- _Task inputs_
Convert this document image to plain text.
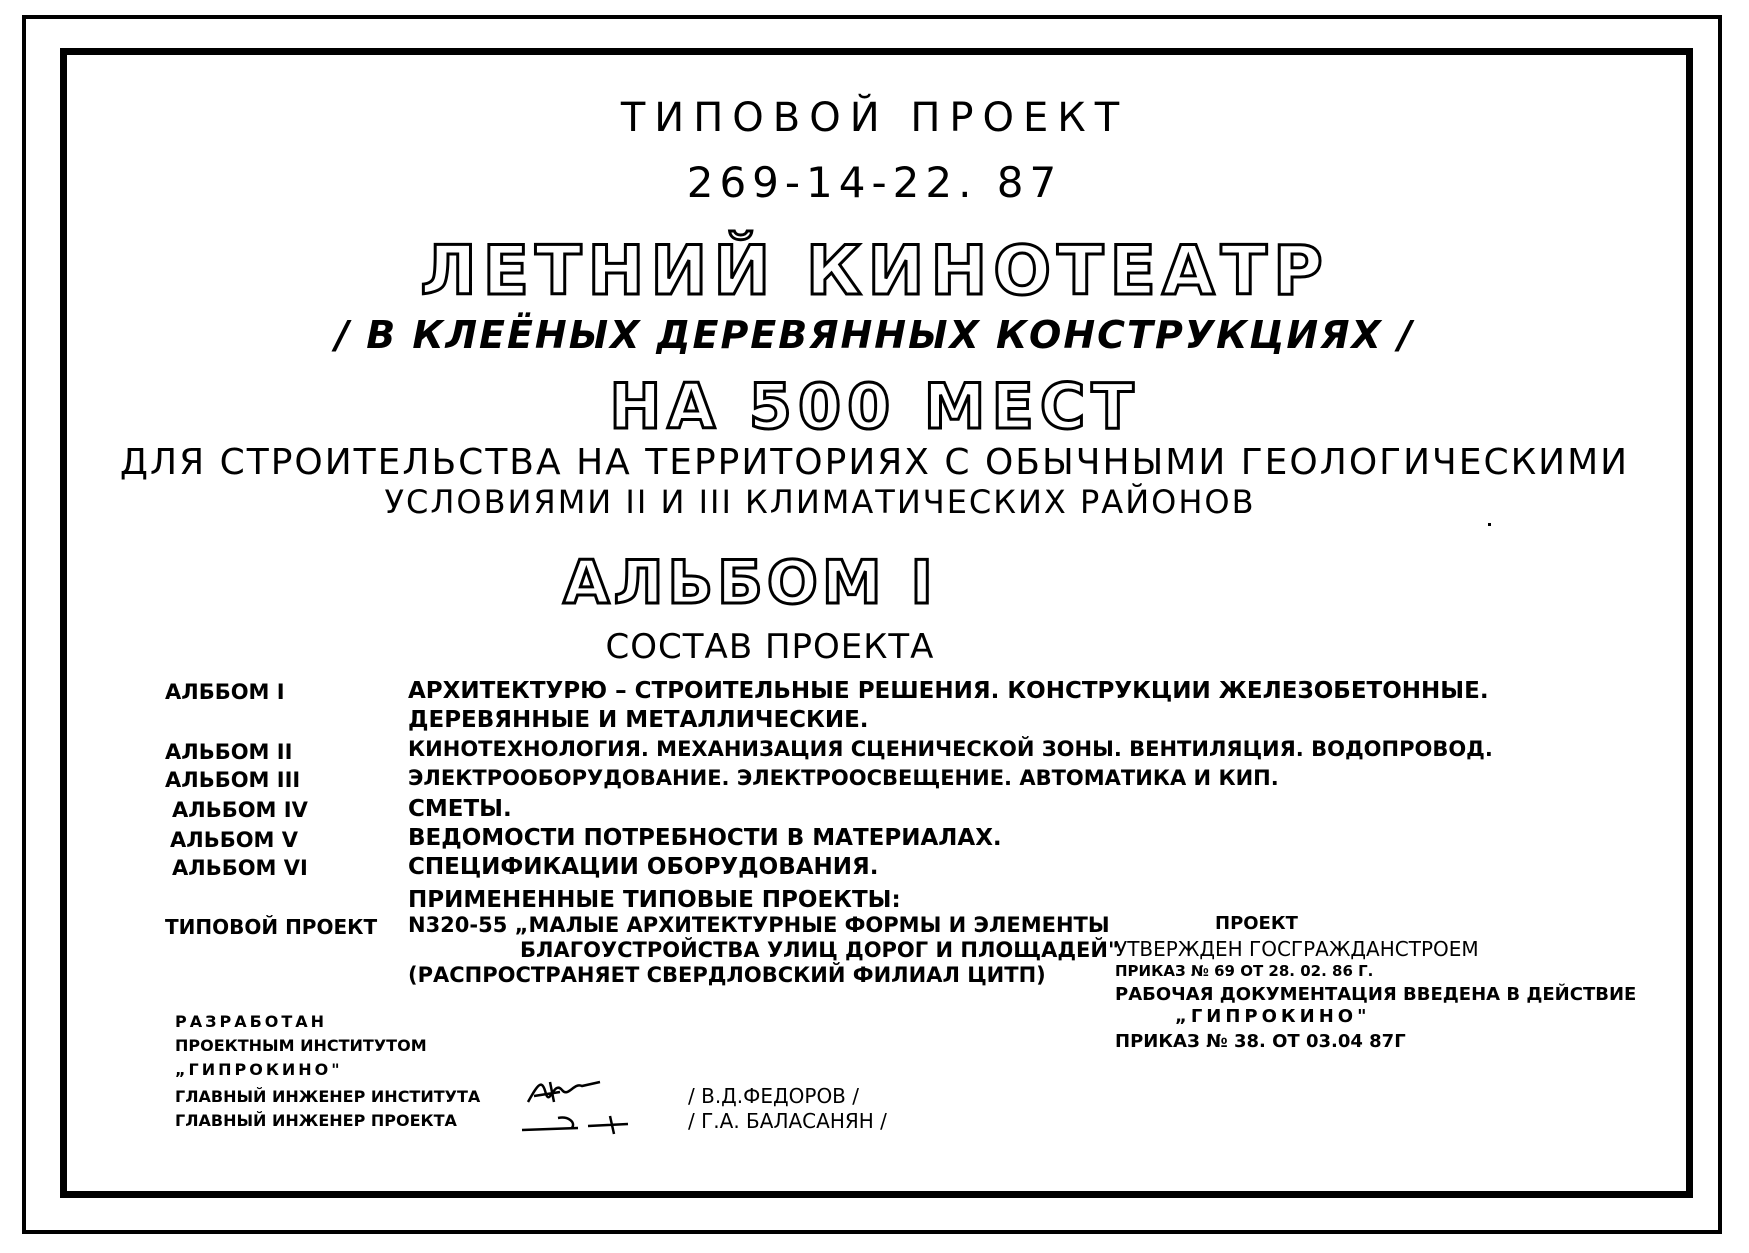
ТИПОВОЙ ПРОЕКТ
269-14-22. 87
ЛЕТНИЙ КИНОТЕАТР
/ В КЛЕЁНЫХ ДЕРЕВЯННЫХ КОНСТРУКЦИЯХ /
НА 500 МЕСТ
ДЛЯ СТРОИТЕЛЬСТВА НА ТЕРРИТОРИЯХ С ОБЫЧНЫМИ ГЕОЛОГИЧЕСКИМИ
УСЛОВИЯМИ II И III КЛИМАТИЧЕСКИХ РАЙОНОВ
АЛЬБОМ I
СОСТАВ ПРОЕКТА
АЛББОМ I	АРХИТЕКТУРЮ – СТРОИТЕЛЬНЫЕ РЕШЕНИЯ. КОНСТРУКЦИИ ЖЕЛЕЗОБЕТОННЫЕ.
ДЕРЕВЯННЫЕ И МЕТАЛЛИЧЕСКИЕ.
АЛЬБОМ II	КИНОТЕХНОЛОГИЯ. МЕХАНИЗАЦИЯ СЦЕНИЧЕСКОЙ ЗОНЫ. ВЕНТИЛЯЦИЯ. ВОДОПРОВОД.
АЛЬБОМ III	ЭЛЕКТРООБОРУДОВАНИЕ. ЭЛЕКТРООСВЕЩЕНИЕ. АВТОМАТИКА И КИП.
АЛЬБОМ IV	СМЕТЫ.
АЛЬБОМ V	ВЕДОМОСТИ ПОТРЕБНОСТИ В МАТЕРИАЛАХ.
АЛЬБОМ VI	СПЕЦИФИКАЦИИ ОБОРУДОВАНИЯ.
ПРИМЕНЕННЫЕ ТИПОВЫЕ ПРОЕКТЫ:
ТИПОВОЙ ПРОЕКТ N320-55 „МАЛЫЕ АРХИТЕКТУРНЫЕ ФОРМЫ И ЭЛЕМЕНТЫ
БЛАГОУСТРОЙСТВА УЛИЦ ДОРОГ И ПЛОЩАДЕЙ"
(РАСПРОСТРАНЯЕТ СВЕРДЛОВСКИЙ ФИЛИАЛ ЦИТП)
ПРОЕКТ
УТВЕРЖДЕН ГОСГРАЖДАНСТРОЕМ
ПРИКАЗ № 69 ОТ 28. 02. 86 Г.
РАБОЧАЯ ДОКУМЕНТАЦИЯ ВВЕДЕНА В ДЕЙСТВИЕ
„ГИПРОКИНО"
ПРИКАЗ № 38. ОТ 03.04 87Г
РАЗРАБОТАН
ПРОЕКТНЫМ ИНСТИТУТОМ
„ГИПРОКИНО"
ГЛАВНЫЙ ИНЖЕНЕР ИНСТИТУТА
ГЛАВНЫЙ ИНЖЕНЕР ПРОЕКТА
/ В.Д.ФЕДОРОВ /
/ Г.А. БАЛАСАНЯН /
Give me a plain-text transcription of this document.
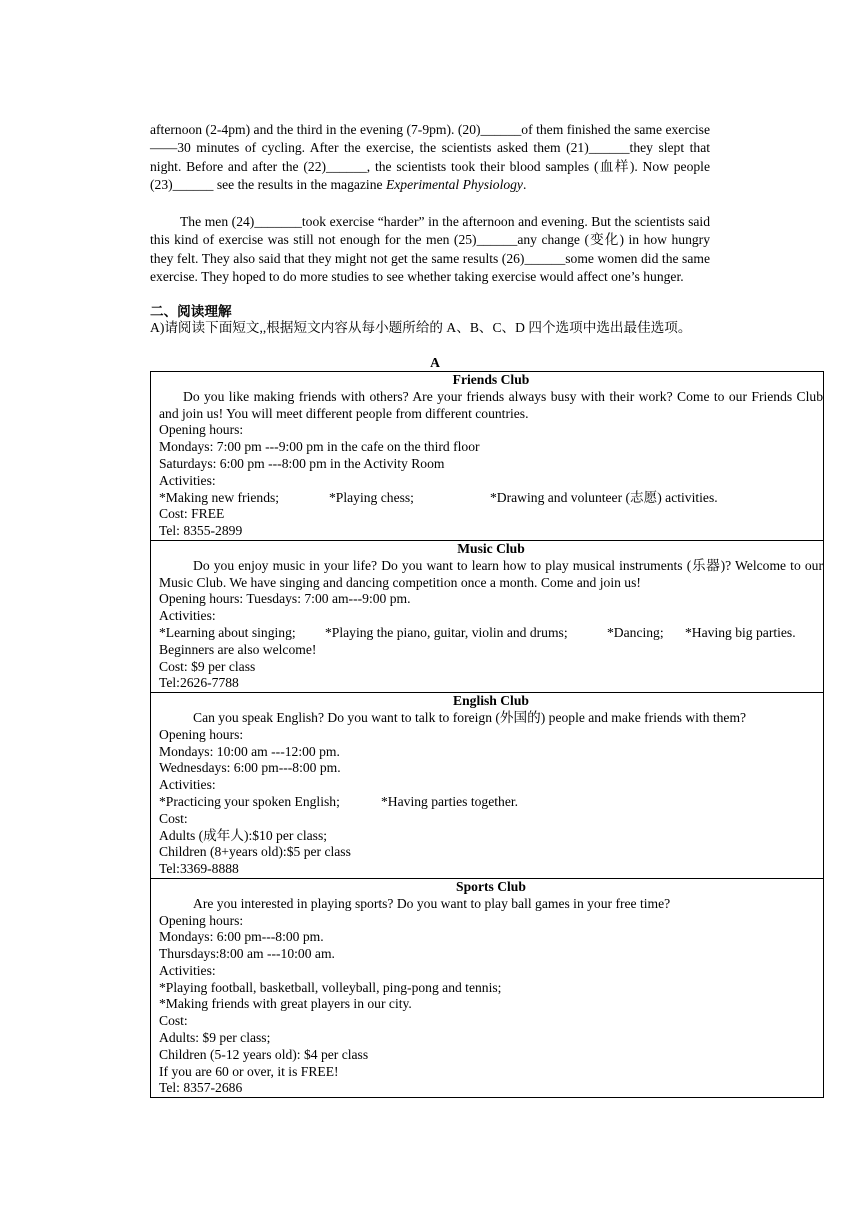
afternoon (2-4pm) and the third in the evening (7-9pm). (20)______of them finished the same exercise——30 minutes of cycling. After the exercise, the scientists asked them (21)______they slept that night. Before and after the (22)______, the scientists took their blood samples (血样). Now people (23)______ see the results in the magazine Experimental Physiology.

The men (24)_______took exercise “harder” in the afternoon and evening. But the scientists said this kind of exercise was still not enough for the men (25)______any change (变化) in how hungry they felt. They also said that they might not get the same results (26)______some women did the same exercise. They hoped to do more studies to see whether taking exercise would affect one’s hunger.

二、阅读理解

A)请阅读下面短文,,根据短文内容从每小题所给的 A、B、C、D 四个选项中选出最佳选项。

A
Friends Club
Do you like making friends with others? Are your friends always busy with their work? Come to our Friends Club and join us! You will meet different people from different countries.
Opening hours:
Mondays: 7:00 pm ---9:00 pm in the cafe on the third floor
Saturdays: 6:00 pm ---8:00 pm in the Activity Room
Activities:
*Making new friends;	*Playing chess;	*Drawing and volunteer (志愿) activities.
Cost: FREE
Tel: 8355-2899

Music Club
Do you enjoy music in your life? Do you want to learn how to play musical instruments (乐器)? Welcome to our Music Club. We have singing and dancing competition once a month. Come and join us!
Opening hours: Tuesdays: 7:00 am---9:00 pm.
Activities:
*Learning about singing;	*Playing the piano, guitar, violin and drums;	*Dancing;	*Having big parties.
Beginners are also welcome!
Cost: $9 per class
Tel:2626-7788

English Club
Can you speak English? Do you want to talk to foreign (外国的) people and make friends with them?
Opening hours:
Mondays: 10:00 am ---12:00 pm.
Wednesdays: 6:00 pm---8:00 pm.
Activities:
*Practicing your spoken English;	*Having parties together.
Cost:
Adults (成年人):$10 per class;
Children (8+years old):$5 per class
Tel:3369-8888

Sports Club
Are you interested in playing sports? Do you want to play ball games in your free time?
Opening hours:
Mondays: 6:00 pm---8:00 pm.
Thursdays:8:00 am ---10:00 am.
Activities:
*Playing football, basketball, volleyball, ping-pong and tennis;
*Making friends with great players in our city.
Cost:
Adults: $9 per class;
Children (5-12 years old): $4 per class
If you are 60 or over, it is FREE!
Tel: 8357-2686
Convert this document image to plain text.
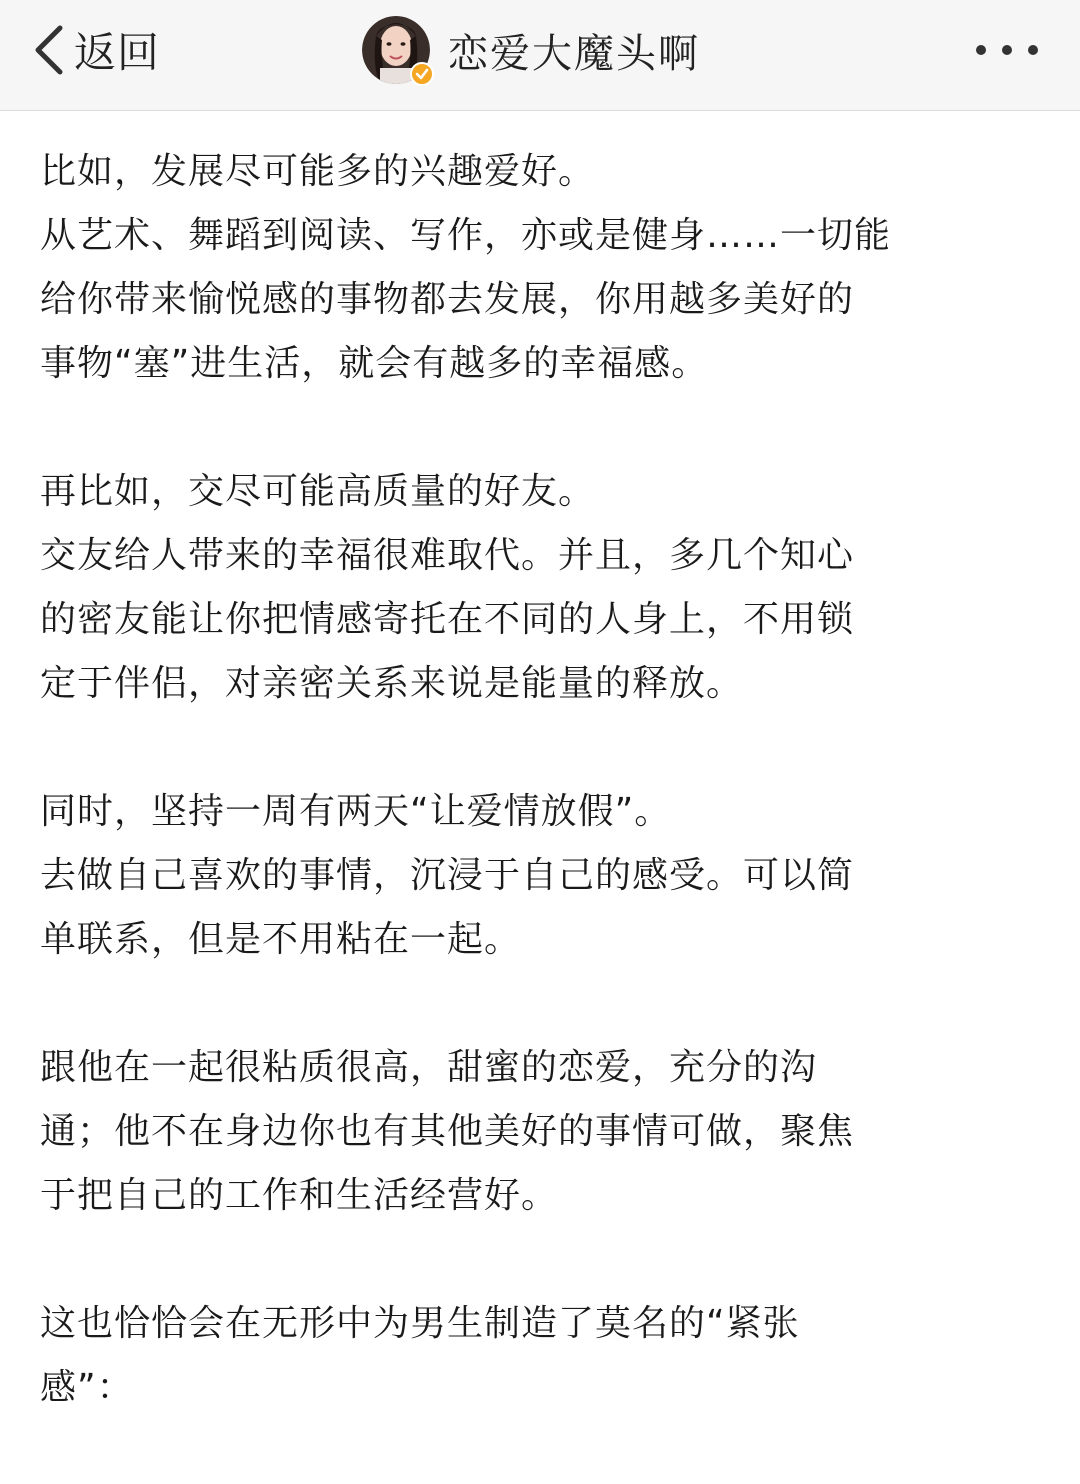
返回	恋爱大魔头啊
比如，发展尽可能多的兴趣爱好。
从艺术、舞蹈到阅读、写作，亦或是健身……一切能
给你带来愉悦感的事物都去发展，你用越多美好的
事物“塞”进生活，就会有越多的幸福感。
再比如，交尽可能高质量的好友。
交友给人带来的幸福很难取代。并且，多几个知心
的密友能让你把情感寄托在不同的人身上，不用锁
定于伴侣，对亲密关系来说是能量的释放。
同时，坚持一周有两天“让爱情放假”。
去做自己喜欢的事情，沉浸于自己的感受。可以简
单联系，但是不用粘在一起。
跟他在一起很粘质很高，甜蜜的恋爱，充分的沟
通；他不在身边你也有其他美好的事情可做，聚焦
于把自己的工作和生活经营好。
这也恰恰会在无形中为男生制造了莫名的“紧张
感”：
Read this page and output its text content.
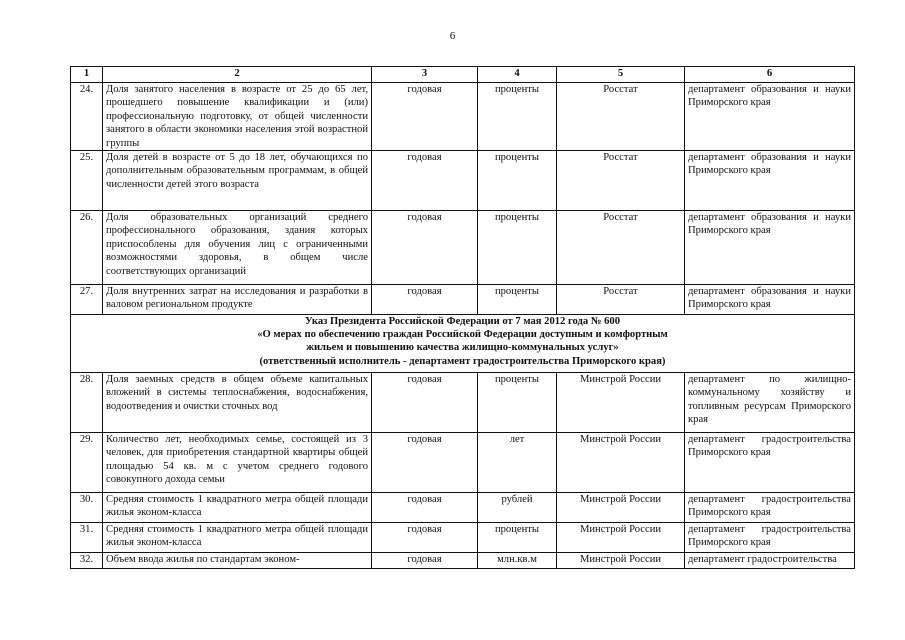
6
1	2	3	4	5	6
24.	Доля занятого населения в возрасте от 25 до 65 лет, прошедшего повышение квалификации и (или) профессиональную подготовку, от общей численности занятого в области экономики населения этой возрастной группы	годовая	проценты	Росстат	департамент образования и науки Приморского края
25.	Доля детей в возрасте от 5 до 18 лет, обучающихся по дополнительным образовательным программам, в общей численности детей этого возраста	годовая	проценты	Росстат	департамент образования и науки Приморского края
26.	Доля образовательных организаций среднего профессионального образования, здания которых приспособлены для обучения лиц с ограниченными возможностями здоровья, в общем числе соответствующих организаций	годовая	проценты	Росстат	департамент образования и науки Приморского края
27.	Доля внутренних затрат на исследования и разработки в валовом региональном продукте	годовая	проценты	Росстат	департамент образования и науки Приморского края

Указ Президента Российской Федерации от 7 мая 2012 года № 600
«О мерах по обеспечению граждан Российской Федерации доступным и комфортным
жильем и повышению качества жилищно-коммунальных услуг»
(ответственный исполнитель - департамент градостроительства Приморского края)					

28.	Доля заемных средств в общем объеме капитальных вложений в системы теплоснабжения, водоснабжения, водоотведения и очистки сточных вод	годовая	проценты	Минстрой России	департамент по жилищно-коммунальному хозяйству и топливным ресурсам Приморского края
29.	Количество лет, необходимых семье, состоящей из 3 человек, для приобретения стандартной квартиры общей площадью 54 кв. м с учетом среднего годового совокупного дохода семьи	годовая	лет	Минстрой России	департамент градостроительства Приморского края
30.	Средняя стоимость 1 квадратного метра общей площади жилья эконом-класса	годовая	рублей	Минстрой России	департамент градостроительства Приморского края
31.	Средняя стоимость 1 квадратного метра общей площади жилья эконом-класса	годовая	проценты	Минстрой России	департамент градостроительства Приморского края
32.	Объем ввода жилья по стандартам эконом-	годовая	млн.кв.м	Минстрой России	департамент градостроительства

- _Aim_
Within the listing above, work out how many lines contain the string "квадратного", and reply with that number only.

- _Full solution_
2